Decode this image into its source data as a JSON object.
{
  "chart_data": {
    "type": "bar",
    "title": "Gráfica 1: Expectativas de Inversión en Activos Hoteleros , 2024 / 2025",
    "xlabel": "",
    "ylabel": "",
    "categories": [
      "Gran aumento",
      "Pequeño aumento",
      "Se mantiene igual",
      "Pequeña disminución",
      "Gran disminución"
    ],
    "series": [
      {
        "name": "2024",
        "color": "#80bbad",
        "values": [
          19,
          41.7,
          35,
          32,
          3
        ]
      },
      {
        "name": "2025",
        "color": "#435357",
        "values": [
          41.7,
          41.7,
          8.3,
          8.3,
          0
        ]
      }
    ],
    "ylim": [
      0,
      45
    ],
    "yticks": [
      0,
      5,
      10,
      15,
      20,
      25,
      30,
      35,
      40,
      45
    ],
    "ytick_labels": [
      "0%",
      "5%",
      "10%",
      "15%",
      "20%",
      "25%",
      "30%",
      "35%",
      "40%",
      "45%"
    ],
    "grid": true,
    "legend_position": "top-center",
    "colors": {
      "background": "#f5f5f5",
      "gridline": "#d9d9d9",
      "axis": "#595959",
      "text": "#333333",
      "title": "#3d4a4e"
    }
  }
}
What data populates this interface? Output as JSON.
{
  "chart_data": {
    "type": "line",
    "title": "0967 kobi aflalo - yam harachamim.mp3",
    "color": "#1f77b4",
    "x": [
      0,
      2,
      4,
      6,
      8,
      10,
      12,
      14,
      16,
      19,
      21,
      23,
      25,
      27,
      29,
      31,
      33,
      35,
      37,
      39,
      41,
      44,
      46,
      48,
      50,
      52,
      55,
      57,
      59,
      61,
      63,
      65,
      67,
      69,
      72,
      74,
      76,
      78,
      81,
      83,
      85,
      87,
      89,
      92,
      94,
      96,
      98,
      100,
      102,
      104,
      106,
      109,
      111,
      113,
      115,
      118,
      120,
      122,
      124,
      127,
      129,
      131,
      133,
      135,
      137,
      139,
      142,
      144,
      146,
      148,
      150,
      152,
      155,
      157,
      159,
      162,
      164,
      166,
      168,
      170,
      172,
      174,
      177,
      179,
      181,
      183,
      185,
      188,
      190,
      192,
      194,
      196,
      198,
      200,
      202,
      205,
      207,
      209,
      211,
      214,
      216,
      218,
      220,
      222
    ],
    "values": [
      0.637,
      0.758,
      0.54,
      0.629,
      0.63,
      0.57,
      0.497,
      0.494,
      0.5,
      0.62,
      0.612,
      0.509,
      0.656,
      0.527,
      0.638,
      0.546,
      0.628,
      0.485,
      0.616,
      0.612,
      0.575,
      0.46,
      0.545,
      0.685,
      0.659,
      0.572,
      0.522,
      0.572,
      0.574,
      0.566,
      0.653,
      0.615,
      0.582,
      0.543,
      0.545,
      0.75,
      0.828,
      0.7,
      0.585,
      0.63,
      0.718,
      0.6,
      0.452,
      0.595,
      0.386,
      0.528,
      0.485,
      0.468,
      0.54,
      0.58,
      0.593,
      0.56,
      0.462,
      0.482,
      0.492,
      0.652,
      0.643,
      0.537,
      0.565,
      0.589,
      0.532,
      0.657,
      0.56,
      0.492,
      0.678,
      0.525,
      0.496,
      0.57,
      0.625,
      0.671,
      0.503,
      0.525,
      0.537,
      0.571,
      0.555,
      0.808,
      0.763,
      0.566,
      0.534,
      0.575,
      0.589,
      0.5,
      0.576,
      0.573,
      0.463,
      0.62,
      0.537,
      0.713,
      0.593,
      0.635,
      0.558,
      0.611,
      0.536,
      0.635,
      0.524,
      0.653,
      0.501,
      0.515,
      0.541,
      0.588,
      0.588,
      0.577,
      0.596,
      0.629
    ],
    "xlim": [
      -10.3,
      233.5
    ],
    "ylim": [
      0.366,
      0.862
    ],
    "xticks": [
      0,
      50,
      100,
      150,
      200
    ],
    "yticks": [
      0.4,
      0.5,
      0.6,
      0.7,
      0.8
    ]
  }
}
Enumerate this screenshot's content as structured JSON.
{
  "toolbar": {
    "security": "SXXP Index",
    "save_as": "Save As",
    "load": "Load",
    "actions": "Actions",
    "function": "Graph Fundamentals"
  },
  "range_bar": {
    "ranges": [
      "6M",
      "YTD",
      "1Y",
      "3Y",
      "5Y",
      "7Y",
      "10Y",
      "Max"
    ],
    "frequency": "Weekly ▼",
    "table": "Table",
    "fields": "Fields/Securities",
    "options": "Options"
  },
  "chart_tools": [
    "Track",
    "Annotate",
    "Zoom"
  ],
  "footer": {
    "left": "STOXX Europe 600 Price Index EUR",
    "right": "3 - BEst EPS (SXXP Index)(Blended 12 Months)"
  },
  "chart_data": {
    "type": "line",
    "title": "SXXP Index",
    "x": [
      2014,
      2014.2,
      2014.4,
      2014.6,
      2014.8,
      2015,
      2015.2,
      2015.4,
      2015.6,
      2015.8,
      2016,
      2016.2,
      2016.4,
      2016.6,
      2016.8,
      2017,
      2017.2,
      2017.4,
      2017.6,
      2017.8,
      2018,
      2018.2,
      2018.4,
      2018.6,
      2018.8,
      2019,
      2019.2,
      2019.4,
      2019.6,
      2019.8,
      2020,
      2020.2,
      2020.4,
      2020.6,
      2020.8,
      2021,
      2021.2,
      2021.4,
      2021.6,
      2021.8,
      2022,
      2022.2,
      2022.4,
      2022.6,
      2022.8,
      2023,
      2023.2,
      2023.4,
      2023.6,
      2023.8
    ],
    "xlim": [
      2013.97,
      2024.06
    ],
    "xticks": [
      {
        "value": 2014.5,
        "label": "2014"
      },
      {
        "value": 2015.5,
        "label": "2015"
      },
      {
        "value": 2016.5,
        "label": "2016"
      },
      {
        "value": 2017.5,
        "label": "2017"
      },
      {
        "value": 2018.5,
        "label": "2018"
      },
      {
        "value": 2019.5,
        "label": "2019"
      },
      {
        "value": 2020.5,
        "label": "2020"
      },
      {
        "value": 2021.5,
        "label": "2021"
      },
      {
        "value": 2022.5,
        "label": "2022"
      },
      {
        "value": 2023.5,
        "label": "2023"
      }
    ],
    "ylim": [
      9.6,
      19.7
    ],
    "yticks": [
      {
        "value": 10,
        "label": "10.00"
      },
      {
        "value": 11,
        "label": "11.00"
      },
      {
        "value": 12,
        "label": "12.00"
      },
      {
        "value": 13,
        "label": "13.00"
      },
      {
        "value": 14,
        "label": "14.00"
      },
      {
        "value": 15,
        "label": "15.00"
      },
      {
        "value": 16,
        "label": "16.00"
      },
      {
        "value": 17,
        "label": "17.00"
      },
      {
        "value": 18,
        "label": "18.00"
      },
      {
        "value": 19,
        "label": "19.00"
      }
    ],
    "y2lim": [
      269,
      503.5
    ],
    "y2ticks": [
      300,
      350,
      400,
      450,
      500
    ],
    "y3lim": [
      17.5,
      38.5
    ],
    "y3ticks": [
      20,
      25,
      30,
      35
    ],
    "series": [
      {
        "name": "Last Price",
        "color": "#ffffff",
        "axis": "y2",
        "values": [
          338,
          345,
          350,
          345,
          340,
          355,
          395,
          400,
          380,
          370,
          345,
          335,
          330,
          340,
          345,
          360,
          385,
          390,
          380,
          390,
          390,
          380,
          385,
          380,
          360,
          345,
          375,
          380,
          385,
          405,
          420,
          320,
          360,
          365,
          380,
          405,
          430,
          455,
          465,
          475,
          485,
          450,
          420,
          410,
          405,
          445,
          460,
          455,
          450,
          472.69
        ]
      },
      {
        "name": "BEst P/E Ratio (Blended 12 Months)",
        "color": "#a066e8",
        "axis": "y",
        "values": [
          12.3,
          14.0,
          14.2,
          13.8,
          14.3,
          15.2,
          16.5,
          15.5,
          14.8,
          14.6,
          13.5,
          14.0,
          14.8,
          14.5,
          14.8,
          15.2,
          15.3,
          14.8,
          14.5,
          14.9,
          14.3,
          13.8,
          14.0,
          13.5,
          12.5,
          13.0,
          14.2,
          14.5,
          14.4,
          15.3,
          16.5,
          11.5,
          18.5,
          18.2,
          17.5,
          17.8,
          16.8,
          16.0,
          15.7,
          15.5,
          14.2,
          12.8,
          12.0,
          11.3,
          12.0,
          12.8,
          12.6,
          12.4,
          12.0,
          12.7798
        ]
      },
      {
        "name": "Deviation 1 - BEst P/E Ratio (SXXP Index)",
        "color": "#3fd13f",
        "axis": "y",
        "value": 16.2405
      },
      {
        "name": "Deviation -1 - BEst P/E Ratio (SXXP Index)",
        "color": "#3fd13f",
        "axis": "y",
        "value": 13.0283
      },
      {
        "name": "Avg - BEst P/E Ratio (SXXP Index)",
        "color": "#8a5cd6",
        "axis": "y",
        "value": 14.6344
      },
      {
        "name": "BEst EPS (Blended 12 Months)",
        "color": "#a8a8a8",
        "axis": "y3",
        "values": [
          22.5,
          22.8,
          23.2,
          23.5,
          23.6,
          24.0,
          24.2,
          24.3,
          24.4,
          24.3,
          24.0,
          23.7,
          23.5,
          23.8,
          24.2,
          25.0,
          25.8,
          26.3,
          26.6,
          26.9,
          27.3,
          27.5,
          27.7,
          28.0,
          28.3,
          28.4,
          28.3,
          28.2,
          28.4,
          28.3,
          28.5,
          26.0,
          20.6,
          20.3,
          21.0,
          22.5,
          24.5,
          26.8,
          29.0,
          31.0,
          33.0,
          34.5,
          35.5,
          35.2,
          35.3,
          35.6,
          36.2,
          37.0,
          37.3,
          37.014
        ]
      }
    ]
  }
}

• Task prompt
Indicate how many lines of the material include the word "Deviation"; the number alone is required.

• Right answer
2